**STATED EXERCISE**
In the entries below, find every line with "максимальной" and copy it.

:: TASK INPUT ::

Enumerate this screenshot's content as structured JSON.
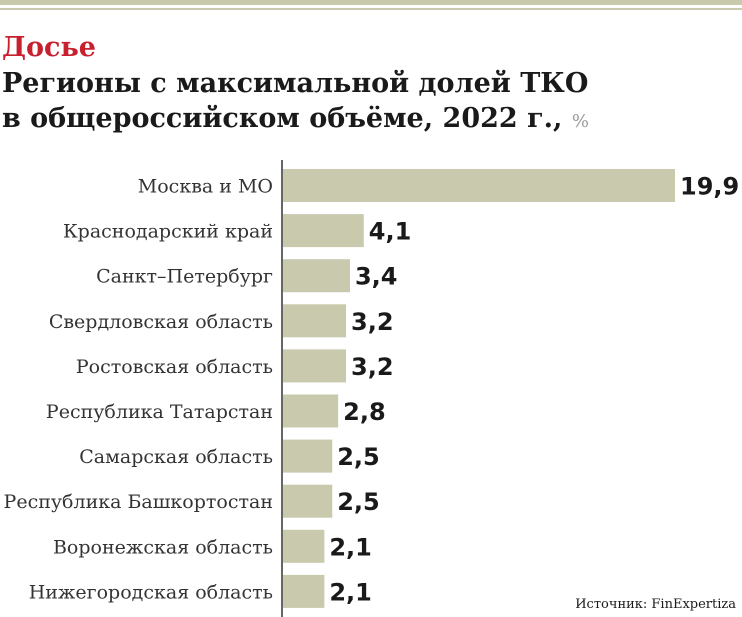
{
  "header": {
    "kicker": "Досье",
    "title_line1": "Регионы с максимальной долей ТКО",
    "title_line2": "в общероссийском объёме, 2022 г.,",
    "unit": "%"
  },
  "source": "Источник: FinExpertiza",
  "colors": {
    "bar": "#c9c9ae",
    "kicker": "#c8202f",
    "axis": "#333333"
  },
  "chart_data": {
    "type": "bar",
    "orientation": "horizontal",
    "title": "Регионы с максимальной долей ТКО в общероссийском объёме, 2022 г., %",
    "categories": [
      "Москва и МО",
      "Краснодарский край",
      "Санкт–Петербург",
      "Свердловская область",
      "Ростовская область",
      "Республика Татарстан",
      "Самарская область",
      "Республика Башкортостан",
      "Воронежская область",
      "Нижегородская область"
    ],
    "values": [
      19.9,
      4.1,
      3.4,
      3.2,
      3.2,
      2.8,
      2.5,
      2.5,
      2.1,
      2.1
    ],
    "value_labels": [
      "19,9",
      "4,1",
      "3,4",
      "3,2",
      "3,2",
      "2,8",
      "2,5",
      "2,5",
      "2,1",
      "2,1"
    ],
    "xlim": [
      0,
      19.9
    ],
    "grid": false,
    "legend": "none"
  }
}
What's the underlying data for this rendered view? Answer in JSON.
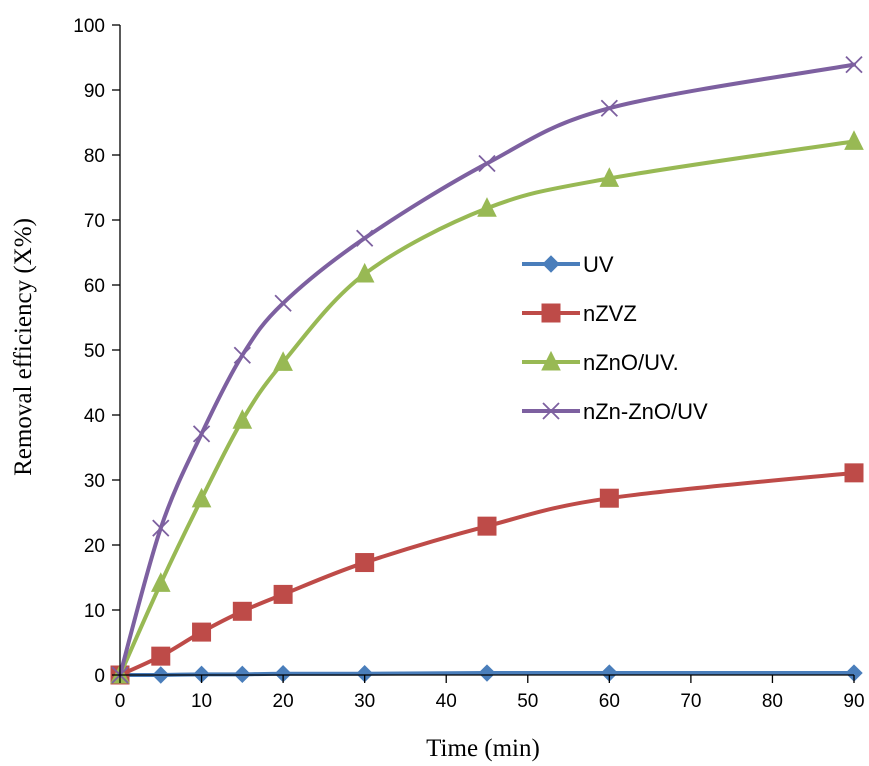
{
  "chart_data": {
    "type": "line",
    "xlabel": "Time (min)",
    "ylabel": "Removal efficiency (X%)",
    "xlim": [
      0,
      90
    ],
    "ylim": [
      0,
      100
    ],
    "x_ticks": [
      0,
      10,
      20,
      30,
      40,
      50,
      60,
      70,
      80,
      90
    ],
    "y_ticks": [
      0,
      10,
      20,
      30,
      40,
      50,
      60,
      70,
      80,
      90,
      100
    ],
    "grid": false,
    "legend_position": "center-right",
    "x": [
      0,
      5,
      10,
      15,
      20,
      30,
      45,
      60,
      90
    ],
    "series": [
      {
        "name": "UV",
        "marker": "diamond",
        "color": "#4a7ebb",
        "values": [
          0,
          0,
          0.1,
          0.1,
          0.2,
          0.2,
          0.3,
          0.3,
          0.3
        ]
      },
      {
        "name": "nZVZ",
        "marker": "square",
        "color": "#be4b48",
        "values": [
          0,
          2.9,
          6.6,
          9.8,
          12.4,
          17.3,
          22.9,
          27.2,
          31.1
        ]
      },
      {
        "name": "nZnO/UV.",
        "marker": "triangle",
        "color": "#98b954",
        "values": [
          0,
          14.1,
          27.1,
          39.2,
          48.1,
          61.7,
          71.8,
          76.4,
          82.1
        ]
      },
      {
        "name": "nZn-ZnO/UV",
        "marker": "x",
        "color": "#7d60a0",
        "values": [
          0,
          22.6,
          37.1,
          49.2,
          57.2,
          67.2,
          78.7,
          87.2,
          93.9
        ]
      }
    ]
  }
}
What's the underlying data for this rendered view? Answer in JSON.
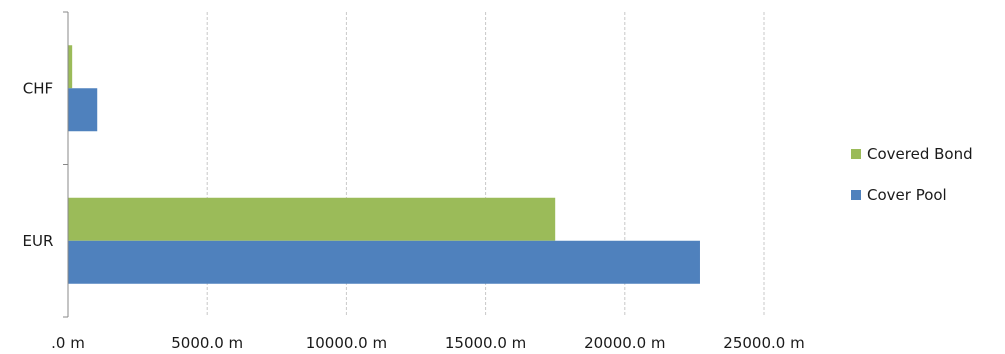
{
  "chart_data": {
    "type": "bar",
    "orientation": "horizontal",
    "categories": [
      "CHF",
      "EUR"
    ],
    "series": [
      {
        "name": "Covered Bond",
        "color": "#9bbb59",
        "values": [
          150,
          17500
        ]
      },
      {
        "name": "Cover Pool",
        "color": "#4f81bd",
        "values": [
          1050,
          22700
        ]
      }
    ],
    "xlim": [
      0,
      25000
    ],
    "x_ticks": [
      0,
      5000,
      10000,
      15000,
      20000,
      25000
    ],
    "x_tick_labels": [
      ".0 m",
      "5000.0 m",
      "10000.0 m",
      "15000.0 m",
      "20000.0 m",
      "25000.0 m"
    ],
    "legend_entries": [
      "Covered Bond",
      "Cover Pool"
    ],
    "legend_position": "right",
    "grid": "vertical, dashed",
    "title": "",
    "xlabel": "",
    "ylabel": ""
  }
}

:::

**WORKED SOLUTION**
    "title_line1": "Регионы с максимальной долей ТКО",
    "title": "Регионы с максимальной долей ТКО в общероссийском объёме, 2022 г., %",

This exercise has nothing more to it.